*PROBLEM TO SOLVE*.
Rewrite the data from the line with "cell-ref-qty: 3.732 [625, 323, 706, 345]" up to and including the line with "cell-name: plaster [210, 534, 456, 556]", putting "grout" in place of "mortar" and keeping everything else the same. Return only those lines.

[Start INFORMATION SHOWN]

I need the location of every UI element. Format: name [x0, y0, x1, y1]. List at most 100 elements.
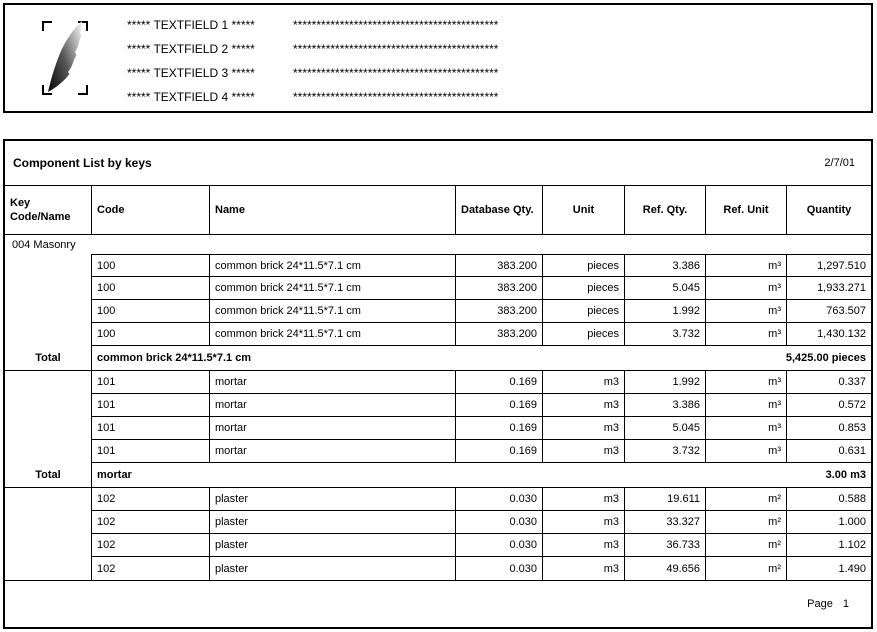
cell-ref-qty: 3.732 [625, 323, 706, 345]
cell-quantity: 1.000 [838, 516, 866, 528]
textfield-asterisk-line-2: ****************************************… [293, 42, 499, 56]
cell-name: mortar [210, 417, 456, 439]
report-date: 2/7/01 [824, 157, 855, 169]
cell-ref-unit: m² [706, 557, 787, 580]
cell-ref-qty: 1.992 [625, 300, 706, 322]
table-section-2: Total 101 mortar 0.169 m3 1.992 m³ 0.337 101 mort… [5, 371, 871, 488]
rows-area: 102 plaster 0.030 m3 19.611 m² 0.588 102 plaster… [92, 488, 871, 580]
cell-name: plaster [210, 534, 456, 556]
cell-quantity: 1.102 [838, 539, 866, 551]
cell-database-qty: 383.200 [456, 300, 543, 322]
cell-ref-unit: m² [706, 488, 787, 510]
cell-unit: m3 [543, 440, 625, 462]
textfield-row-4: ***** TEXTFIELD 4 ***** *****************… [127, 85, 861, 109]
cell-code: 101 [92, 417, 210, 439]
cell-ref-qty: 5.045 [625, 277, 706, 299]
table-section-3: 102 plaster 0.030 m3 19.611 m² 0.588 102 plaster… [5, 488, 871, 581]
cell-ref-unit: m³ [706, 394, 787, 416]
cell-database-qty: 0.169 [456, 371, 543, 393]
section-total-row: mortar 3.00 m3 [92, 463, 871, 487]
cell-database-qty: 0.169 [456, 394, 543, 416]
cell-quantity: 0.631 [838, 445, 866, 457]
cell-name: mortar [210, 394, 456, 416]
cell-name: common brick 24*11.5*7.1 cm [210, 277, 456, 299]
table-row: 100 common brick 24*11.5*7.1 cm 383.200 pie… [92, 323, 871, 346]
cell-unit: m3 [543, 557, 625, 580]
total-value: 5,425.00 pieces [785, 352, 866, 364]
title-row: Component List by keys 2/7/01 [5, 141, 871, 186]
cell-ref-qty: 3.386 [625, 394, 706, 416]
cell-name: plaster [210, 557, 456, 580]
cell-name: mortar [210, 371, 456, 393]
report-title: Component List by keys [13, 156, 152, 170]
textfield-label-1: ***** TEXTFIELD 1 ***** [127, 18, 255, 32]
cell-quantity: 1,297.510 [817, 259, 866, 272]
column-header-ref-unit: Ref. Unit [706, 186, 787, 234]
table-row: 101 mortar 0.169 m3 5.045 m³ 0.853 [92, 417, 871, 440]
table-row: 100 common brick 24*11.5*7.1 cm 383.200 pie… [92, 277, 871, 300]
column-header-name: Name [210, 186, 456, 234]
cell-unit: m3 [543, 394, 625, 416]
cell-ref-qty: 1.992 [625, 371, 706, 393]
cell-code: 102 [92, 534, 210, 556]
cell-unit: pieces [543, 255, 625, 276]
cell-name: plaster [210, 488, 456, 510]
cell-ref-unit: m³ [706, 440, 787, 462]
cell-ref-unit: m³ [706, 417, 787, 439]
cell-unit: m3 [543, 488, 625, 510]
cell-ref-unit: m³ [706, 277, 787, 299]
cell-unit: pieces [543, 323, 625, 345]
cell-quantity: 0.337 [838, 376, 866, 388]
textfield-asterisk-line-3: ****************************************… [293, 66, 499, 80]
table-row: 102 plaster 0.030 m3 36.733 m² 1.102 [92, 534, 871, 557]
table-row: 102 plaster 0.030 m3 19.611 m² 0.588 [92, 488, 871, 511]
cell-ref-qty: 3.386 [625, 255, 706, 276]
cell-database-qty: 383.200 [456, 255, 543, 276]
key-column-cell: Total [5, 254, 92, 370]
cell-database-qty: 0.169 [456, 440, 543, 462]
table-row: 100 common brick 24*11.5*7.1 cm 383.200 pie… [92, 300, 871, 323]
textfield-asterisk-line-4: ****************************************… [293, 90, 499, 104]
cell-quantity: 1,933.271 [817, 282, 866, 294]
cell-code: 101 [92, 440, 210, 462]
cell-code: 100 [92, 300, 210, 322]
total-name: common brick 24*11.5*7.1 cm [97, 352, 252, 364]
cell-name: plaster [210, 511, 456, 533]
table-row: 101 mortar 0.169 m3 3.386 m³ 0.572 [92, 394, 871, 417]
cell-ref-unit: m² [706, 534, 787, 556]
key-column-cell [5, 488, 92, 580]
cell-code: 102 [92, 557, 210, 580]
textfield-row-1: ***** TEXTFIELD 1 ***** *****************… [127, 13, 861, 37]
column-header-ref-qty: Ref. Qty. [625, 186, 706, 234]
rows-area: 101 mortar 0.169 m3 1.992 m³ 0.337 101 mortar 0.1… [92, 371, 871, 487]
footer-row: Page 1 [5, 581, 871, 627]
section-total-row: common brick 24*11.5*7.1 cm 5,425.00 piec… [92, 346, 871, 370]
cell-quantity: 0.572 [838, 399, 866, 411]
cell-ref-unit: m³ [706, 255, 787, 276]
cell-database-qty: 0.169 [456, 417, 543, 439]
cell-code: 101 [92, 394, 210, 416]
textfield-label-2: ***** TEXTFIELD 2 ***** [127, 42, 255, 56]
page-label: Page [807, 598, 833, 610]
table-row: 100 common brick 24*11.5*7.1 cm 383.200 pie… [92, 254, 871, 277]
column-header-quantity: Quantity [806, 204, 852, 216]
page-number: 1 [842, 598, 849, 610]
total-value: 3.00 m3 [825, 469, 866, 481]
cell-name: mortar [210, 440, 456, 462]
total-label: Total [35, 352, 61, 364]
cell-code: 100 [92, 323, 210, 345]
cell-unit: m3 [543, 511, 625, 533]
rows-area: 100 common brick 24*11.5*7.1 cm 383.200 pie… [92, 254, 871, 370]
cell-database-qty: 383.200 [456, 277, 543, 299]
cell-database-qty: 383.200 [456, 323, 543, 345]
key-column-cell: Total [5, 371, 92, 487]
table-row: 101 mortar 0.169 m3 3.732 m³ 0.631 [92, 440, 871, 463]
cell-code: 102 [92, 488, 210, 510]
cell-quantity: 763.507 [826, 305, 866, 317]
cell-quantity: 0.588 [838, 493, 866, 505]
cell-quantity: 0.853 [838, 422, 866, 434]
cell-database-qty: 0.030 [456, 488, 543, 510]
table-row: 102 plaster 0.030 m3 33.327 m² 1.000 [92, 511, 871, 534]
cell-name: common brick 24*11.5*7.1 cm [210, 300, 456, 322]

[End INFORMATION SHOWN]

*ANSWER FOR THE TASK*.
cell-ref-qty: 3.732 [625, 323, 706, 345]
cell-quantity: 1.000 [838, 516, 866, 528]
textfield-asterisk-line-2: ****************************************… [293, 42, 499, 56]
cell-name: grout [210, 417, 456, 439]
report-date: 2/7/01 [824, 157, 855, 169]
cell-ref-unit: m² [706, 557, 787, 580]
cell-ref-qty: 1.992 [625, 300, 706, 322]
table-section-2: Total 101 grout 0.169 m3 1.992 m³ 0.337 101 mort… [5, 371, 871, 488]
rows-area: 102 plaster 0.030 m3 19.611 m² 0.588 102 plaster… [92, 488, 871, 580]
cell-name: plaster [210, 534, 456, 556]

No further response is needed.